What to work on ->
Please answer these questions from the forum thread below.
(a) In the adult league example, how far foul is the house?
(b) Until what age does one post say parents are responsible for their child?
(c) What one-word reply does David in FL give to the adult league example?

Passage for review ->
Because he's a child. He needs to be taught values by his parents.
post #139 of 261
Quote:
Originally Posted by David in FL View Post

Because he's a child. He needs to be taught values by his parents.

 

Fine, what if it's an adult league game at the local park where there's a house 30 feet foul?  Anyone who hits a foul ball is responsible for (potentially) many thousands of dollars of repairs?  

post #140 of 261
Quote:
Originally Posted by mdl View Post

Fine, what if it's an adult league game at the local park where there's a house 30 feet foul?  Anyone who hits a foul ball is responsible for (potentially) many thousands of dollars of repairs?  

Strawman.

If you don't believe that if you cause someone harm, you should take responsibility for having done so, and offer to make restitution, then we simply operate from differing moral perspectives.
post #141 of 261
Quote:
Originally Posted by mdl View Post
 

 

How is it different than thinking it's immoral for the little leaguer to not offer to mow lawns all summer long to pay for the broken window?  Sure, he could apologize, but any expectation of payment from him is ridiculous.

 

 

That's where the parents come in. They are Responsible for their child until he or she is 18 yrs of age. If the parents want the kid to mow lawns to pay them back, then that's another matter.

 

IMHO, some of you guys seem think there's a free ride out there when you, or your kids breaks something. In some cases it may be legal to walk away, but morally imho, it's not.

 

Unsubscribed.....:doh: 

post #142 of 261
Quote:
Originally Posted by David in FL View Post

Strawman.

Data extract ->
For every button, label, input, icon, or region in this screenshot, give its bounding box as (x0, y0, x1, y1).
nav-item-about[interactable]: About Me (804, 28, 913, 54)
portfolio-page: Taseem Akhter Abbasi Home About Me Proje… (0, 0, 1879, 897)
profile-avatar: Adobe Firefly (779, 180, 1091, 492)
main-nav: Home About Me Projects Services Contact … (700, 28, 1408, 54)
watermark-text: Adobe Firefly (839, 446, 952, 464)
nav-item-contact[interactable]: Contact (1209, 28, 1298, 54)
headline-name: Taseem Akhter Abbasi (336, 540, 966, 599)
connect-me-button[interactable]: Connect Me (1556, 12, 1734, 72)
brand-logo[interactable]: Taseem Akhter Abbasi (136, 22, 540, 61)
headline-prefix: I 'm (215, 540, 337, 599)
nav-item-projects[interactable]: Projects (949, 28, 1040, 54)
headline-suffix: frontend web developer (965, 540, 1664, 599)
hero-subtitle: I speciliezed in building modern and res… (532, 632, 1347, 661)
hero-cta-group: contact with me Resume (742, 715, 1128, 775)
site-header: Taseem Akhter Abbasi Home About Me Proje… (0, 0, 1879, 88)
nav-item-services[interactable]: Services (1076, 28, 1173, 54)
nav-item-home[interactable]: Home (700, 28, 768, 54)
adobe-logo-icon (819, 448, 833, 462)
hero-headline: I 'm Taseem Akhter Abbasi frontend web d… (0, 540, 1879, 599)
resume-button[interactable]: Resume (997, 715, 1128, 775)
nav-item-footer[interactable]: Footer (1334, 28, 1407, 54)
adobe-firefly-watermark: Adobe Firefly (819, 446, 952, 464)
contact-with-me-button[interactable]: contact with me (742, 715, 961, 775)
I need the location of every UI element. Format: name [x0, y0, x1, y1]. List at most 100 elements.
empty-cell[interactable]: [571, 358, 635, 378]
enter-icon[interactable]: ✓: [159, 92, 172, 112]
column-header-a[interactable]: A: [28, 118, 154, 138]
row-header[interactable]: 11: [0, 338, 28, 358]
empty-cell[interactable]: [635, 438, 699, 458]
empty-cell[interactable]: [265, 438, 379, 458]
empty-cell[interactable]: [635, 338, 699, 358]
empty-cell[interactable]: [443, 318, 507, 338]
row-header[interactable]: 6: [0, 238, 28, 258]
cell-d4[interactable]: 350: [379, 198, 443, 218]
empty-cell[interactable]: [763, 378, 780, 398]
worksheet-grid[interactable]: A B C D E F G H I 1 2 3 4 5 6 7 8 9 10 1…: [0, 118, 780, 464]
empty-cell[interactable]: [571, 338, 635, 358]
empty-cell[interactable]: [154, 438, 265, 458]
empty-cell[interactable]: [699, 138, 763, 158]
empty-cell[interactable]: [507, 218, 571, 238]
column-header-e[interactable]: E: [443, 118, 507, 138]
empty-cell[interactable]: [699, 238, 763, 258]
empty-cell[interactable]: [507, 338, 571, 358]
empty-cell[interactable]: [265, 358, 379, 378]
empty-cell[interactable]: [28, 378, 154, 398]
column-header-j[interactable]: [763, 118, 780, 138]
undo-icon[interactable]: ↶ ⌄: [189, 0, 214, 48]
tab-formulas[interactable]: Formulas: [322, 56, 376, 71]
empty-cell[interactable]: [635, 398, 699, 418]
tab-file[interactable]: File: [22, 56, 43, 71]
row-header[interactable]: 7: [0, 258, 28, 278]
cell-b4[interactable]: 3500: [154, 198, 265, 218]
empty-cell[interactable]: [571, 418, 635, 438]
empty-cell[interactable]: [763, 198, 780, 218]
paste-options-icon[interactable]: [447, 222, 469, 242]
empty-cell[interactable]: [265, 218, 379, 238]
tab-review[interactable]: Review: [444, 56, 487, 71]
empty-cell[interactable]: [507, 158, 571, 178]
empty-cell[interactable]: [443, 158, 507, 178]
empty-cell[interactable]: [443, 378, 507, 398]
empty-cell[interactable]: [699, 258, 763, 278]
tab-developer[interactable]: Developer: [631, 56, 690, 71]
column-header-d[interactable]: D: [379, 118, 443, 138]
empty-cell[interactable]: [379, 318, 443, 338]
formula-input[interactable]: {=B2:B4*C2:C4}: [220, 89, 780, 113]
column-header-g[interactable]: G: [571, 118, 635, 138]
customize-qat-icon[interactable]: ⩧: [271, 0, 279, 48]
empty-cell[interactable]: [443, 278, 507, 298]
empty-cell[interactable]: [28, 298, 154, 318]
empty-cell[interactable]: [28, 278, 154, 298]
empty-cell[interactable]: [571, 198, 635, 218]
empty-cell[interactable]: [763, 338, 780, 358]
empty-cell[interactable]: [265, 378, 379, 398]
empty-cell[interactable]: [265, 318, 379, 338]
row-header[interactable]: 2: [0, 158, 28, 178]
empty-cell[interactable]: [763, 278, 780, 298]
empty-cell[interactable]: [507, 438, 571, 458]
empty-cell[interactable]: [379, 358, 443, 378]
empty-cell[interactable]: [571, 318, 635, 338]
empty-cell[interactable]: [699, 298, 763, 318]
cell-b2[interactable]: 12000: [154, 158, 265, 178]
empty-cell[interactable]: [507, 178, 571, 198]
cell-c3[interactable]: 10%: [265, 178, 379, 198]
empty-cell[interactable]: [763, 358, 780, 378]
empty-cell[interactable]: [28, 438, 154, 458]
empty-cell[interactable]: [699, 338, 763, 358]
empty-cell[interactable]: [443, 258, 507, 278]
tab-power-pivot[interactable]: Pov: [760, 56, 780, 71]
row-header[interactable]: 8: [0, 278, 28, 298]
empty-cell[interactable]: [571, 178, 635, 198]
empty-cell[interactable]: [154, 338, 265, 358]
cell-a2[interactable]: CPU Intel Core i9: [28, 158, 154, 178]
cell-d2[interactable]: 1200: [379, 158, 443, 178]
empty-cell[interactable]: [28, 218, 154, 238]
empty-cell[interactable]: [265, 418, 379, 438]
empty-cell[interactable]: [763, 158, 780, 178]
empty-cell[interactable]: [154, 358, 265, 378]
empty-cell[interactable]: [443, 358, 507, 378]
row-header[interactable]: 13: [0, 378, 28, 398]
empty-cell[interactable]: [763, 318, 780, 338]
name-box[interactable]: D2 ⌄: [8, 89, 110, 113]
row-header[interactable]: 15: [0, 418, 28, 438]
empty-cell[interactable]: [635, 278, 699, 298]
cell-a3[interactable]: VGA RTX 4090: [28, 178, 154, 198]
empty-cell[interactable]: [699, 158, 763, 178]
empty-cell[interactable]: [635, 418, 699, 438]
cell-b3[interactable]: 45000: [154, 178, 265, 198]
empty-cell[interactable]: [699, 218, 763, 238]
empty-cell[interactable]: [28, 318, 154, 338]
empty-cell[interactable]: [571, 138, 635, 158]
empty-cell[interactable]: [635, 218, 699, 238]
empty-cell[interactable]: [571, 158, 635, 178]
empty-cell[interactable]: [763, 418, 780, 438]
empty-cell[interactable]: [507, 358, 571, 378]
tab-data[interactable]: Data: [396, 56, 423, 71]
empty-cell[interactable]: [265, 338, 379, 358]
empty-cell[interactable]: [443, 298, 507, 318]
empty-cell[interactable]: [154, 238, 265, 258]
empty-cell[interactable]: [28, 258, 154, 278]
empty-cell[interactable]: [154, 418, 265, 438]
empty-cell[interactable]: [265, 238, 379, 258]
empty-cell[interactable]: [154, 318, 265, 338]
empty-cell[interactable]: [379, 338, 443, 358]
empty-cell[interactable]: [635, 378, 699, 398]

Response ->
(a) 30 feet
(b) 18
(c) Strawman